Given exercise
Wherever the string "level" appears, copy the whole line.

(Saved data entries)
■ ■ ■

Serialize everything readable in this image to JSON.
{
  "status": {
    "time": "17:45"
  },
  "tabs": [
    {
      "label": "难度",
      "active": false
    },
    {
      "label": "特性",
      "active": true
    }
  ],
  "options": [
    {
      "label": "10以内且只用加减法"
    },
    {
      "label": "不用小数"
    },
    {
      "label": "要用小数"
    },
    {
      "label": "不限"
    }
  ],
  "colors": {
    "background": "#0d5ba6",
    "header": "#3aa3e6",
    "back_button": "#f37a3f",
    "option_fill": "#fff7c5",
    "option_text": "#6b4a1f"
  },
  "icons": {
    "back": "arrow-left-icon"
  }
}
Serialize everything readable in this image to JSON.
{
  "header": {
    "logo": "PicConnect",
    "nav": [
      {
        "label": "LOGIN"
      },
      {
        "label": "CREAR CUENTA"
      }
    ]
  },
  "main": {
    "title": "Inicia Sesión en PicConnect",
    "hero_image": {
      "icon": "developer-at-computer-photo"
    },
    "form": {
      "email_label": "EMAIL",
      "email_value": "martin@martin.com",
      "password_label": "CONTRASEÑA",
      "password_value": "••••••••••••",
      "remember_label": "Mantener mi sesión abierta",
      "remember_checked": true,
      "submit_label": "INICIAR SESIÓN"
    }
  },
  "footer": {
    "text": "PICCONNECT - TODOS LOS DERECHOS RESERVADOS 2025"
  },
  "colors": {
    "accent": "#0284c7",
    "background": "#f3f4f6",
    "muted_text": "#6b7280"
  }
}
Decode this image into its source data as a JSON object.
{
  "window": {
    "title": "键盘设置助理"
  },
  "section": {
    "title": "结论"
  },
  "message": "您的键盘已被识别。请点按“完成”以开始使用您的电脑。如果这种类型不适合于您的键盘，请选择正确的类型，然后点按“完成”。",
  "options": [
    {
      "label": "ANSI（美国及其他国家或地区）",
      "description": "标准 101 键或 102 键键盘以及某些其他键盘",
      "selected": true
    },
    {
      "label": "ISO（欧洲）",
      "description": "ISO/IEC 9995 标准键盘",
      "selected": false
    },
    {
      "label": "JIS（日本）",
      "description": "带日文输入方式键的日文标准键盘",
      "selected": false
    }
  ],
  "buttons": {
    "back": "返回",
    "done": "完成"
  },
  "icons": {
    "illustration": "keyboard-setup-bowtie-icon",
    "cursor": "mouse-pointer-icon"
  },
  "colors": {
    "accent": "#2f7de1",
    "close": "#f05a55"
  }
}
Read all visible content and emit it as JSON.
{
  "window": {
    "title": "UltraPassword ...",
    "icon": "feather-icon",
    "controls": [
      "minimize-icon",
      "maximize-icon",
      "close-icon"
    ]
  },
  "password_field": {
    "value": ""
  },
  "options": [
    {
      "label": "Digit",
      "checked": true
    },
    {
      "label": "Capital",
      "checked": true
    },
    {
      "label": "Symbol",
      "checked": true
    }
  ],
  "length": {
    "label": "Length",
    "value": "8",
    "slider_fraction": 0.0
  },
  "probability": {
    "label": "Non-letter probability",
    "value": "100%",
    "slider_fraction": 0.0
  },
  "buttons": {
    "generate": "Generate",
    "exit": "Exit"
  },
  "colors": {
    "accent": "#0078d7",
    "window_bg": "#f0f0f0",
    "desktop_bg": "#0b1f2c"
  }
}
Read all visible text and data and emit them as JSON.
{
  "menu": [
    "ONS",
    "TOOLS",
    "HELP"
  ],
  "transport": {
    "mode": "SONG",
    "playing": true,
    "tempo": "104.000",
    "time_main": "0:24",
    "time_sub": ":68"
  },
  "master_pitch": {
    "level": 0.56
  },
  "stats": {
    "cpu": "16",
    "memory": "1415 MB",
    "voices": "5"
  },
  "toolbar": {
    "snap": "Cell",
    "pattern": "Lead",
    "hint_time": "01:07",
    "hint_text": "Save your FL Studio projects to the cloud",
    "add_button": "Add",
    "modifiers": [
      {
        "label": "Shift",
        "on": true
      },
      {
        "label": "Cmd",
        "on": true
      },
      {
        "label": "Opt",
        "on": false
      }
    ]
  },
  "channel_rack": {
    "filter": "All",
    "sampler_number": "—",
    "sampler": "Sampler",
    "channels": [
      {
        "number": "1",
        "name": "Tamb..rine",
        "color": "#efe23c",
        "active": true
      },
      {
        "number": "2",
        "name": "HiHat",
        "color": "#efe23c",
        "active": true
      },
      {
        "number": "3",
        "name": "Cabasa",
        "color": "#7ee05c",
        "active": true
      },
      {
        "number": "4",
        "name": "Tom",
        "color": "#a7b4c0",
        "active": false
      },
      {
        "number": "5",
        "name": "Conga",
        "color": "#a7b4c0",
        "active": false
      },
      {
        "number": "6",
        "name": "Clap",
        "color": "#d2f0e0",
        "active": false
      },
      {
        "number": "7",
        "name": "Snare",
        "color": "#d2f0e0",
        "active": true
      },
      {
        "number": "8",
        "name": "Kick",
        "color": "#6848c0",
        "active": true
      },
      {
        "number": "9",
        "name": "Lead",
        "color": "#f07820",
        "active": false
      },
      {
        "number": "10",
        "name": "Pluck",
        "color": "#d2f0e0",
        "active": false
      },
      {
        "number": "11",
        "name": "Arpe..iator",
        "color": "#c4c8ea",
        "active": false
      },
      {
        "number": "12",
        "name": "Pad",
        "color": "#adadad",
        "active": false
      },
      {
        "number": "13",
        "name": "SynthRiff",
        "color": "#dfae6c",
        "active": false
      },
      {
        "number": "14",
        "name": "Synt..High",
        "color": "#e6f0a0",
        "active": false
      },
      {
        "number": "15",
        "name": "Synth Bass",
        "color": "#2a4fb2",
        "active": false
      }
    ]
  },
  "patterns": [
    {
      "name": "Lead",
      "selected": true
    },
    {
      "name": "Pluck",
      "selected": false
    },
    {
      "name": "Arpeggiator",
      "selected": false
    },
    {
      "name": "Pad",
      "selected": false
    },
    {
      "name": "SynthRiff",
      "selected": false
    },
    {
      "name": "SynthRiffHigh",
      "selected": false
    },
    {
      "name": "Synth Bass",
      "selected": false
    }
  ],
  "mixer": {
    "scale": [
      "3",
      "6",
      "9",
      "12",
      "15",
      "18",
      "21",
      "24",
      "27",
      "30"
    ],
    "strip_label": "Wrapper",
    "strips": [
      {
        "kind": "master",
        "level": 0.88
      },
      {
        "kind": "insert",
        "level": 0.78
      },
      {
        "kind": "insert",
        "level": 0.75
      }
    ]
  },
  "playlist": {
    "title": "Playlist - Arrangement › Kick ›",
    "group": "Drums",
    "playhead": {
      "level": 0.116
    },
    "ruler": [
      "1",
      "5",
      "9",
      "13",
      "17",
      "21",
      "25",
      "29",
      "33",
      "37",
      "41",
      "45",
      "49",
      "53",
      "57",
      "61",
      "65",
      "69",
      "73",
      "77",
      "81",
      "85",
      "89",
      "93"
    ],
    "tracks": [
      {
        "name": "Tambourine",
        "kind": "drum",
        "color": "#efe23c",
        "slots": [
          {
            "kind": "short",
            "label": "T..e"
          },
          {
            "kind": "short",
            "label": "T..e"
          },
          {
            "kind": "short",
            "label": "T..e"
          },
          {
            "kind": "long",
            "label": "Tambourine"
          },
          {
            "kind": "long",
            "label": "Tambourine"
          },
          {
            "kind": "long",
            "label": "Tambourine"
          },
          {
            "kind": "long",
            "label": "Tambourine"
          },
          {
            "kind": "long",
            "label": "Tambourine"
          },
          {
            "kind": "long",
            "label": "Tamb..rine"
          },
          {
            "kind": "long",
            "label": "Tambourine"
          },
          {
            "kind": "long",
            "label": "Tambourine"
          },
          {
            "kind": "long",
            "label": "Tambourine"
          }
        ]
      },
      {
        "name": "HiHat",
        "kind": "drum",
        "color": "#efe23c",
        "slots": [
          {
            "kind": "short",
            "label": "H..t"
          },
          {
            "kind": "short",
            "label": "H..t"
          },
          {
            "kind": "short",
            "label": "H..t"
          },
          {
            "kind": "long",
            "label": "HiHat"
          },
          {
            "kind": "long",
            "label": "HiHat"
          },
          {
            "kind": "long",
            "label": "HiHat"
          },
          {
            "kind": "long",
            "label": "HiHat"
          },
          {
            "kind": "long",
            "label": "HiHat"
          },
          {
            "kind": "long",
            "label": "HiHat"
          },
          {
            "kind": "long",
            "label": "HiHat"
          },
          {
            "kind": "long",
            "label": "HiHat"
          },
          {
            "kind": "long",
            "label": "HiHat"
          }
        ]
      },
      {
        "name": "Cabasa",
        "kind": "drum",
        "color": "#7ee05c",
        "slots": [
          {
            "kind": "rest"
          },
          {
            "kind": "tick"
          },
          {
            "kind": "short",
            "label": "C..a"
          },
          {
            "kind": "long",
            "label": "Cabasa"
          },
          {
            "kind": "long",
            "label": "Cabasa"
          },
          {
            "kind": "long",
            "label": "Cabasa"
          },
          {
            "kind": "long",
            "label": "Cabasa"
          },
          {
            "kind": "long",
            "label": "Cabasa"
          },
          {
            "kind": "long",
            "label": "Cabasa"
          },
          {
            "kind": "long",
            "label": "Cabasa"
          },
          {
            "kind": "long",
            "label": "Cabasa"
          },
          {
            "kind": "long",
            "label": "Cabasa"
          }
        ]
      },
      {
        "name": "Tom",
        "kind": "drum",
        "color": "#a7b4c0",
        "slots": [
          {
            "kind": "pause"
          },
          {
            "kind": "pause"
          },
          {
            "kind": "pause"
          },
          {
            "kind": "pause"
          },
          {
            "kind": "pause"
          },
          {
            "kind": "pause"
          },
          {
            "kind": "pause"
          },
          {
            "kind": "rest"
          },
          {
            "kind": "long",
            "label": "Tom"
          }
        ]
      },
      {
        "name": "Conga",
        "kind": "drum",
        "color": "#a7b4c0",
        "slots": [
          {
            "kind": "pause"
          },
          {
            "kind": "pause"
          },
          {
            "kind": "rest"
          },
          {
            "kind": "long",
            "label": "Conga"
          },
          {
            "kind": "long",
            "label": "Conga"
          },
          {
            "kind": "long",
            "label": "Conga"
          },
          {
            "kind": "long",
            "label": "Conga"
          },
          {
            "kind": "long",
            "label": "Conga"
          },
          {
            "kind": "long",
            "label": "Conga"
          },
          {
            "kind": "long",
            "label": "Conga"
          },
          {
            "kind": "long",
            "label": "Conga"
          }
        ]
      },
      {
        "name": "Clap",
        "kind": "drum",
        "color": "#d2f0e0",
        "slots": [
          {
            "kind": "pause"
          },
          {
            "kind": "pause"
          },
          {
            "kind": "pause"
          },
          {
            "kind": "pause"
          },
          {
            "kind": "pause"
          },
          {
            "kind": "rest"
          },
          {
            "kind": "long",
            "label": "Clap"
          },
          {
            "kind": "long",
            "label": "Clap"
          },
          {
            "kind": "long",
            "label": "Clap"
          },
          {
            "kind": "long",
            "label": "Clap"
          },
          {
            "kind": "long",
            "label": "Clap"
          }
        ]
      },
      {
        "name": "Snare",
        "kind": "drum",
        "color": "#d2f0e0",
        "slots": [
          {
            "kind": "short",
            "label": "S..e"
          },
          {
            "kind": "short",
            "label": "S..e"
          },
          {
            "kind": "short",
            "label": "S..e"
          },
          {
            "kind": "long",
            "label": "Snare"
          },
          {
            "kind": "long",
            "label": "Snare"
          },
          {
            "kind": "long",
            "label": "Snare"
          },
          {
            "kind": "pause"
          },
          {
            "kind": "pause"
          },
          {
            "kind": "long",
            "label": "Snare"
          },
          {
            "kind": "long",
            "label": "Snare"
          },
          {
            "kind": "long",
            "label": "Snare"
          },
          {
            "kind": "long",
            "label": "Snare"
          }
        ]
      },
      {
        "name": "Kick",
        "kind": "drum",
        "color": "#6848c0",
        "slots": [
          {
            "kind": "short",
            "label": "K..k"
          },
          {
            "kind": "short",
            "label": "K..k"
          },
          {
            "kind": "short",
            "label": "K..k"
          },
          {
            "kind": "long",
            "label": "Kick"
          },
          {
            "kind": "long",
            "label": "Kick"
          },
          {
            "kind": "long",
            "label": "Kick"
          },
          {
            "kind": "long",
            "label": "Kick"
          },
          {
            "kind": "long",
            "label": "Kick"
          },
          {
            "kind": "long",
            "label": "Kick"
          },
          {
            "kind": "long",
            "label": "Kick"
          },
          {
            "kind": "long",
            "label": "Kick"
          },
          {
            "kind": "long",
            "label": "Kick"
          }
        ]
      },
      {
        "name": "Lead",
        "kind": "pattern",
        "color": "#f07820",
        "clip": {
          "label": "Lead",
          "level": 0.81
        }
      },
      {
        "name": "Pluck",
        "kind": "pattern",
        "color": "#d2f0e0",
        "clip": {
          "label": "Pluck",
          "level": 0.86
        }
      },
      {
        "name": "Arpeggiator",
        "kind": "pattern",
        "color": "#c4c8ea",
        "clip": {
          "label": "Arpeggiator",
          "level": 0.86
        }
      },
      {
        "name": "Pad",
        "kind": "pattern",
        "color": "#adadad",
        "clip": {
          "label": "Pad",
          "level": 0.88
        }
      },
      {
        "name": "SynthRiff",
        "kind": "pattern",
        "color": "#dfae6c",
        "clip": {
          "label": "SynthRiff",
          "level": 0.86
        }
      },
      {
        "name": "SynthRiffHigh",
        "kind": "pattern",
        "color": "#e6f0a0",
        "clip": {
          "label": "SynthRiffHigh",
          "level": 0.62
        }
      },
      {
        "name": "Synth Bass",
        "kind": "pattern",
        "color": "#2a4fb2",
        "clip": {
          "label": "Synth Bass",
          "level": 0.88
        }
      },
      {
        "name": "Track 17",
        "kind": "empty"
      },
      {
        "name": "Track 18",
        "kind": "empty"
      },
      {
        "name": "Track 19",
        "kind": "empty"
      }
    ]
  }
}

■ ■ ■

Answer to the problem
    "level": 0.56
        "level": 0.88
        "level": 0.78
        "level": 0.75
      "level": 0.116
          "level": 0.81
          "level": 0.86
          "level": 0.86
          "level": 0.88
          "level": 0.86
          "level": 0.62
          "level": 0.88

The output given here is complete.